* AIM OF THE TASK
Gather all lines from the material that contain the word "range".

Items from a dataset
----

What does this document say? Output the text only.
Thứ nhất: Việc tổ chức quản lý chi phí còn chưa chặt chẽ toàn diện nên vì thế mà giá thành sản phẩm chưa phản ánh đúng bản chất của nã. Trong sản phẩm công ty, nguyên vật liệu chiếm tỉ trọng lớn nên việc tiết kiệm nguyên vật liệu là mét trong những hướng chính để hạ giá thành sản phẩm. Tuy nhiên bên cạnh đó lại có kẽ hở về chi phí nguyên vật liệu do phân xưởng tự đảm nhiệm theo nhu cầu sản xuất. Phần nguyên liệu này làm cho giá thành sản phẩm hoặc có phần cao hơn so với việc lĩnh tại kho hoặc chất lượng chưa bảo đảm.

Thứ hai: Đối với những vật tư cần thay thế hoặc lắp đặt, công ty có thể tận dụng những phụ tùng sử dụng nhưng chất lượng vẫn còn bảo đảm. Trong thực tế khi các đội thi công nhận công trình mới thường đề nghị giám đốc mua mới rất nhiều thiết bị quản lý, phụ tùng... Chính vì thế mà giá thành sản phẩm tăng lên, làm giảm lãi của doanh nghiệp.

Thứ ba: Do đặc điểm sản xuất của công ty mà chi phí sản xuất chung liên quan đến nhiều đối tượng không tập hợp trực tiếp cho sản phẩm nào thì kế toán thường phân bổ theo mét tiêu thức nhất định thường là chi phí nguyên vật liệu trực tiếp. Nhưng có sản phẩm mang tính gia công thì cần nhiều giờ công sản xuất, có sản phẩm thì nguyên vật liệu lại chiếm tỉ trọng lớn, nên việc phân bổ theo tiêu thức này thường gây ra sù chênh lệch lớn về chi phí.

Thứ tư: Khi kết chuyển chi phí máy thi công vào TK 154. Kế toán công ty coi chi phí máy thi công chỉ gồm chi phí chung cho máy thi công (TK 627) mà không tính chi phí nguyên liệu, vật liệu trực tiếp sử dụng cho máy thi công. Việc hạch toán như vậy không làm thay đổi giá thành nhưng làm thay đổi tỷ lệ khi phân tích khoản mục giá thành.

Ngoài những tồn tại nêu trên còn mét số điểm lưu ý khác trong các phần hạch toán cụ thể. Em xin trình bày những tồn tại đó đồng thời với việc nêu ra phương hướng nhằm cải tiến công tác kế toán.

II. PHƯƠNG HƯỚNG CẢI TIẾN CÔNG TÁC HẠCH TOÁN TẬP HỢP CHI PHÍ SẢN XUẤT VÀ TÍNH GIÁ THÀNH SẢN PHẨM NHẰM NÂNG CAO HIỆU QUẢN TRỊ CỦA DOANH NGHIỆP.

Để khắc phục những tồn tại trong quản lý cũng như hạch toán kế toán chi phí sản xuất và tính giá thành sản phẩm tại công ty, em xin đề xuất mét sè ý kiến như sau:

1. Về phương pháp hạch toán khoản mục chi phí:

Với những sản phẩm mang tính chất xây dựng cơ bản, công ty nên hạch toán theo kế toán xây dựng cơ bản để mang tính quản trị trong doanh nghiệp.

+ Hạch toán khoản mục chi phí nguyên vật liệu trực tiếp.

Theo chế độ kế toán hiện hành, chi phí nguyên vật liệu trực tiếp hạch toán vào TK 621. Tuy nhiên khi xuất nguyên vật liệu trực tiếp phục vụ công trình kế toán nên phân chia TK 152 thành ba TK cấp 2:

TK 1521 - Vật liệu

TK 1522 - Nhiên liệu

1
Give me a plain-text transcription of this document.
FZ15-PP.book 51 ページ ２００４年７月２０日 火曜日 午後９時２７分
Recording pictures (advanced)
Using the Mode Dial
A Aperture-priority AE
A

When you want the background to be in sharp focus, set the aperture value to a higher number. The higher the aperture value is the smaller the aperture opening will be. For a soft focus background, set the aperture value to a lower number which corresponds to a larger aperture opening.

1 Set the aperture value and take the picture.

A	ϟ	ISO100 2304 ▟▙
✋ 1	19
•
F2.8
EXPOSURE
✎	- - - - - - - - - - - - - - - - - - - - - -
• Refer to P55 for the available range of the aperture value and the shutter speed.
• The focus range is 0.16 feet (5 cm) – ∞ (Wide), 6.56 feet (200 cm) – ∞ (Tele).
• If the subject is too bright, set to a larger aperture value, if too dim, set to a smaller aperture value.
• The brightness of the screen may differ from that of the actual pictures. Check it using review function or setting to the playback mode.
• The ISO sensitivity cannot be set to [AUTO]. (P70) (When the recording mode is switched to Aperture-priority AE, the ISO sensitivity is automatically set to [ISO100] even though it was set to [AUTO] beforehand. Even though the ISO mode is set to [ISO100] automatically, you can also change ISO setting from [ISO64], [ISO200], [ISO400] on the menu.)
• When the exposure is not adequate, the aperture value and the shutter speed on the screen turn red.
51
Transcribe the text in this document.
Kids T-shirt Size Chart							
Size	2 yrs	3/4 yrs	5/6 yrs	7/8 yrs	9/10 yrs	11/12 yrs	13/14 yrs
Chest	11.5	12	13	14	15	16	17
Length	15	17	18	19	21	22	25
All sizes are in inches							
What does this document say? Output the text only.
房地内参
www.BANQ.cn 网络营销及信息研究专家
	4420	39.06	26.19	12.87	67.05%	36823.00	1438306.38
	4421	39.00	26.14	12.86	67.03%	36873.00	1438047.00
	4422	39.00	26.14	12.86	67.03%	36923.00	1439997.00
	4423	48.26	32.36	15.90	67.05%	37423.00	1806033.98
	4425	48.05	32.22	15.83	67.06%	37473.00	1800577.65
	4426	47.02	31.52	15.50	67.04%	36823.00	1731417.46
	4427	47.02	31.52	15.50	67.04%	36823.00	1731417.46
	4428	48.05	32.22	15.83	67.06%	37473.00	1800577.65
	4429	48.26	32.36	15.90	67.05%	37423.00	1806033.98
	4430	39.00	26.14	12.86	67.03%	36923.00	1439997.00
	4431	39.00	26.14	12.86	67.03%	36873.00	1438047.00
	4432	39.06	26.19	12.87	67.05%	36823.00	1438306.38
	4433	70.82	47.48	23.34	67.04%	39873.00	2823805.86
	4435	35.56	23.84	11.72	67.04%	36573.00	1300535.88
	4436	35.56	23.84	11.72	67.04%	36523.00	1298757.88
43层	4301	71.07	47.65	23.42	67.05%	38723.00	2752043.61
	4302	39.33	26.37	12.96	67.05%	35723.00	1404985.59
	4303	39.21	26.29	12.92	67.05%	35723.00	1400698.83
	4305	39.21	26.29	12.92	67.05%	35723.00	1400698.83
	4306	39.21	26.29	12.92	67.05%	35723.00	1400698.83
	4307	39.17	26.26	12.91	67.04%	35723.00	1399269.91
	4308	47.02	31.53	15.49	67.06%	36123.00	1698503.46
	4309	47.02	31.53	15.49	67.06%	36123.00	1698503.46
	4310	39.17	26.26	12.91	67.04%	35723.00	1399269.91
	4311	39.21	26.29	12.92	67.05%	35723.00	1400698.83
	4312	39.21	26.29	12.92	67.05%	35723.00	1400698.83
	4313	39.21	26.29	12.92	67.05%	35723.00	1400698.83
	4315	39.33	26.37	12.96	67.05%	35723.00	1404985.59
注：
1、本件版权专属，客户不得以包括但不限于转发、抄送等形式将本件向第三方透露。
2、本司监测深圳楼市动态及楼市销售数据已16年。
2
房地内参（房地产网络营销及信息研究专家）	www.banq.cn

----

* WRITTEN REPLY
• Refer to P55 for the available range of the aperture value and the shutter speed.
• The focus range is 0.16 feet (5 cm) – ∞ (Wide), 6.56 feet (200 cm) – ∞ (Tele).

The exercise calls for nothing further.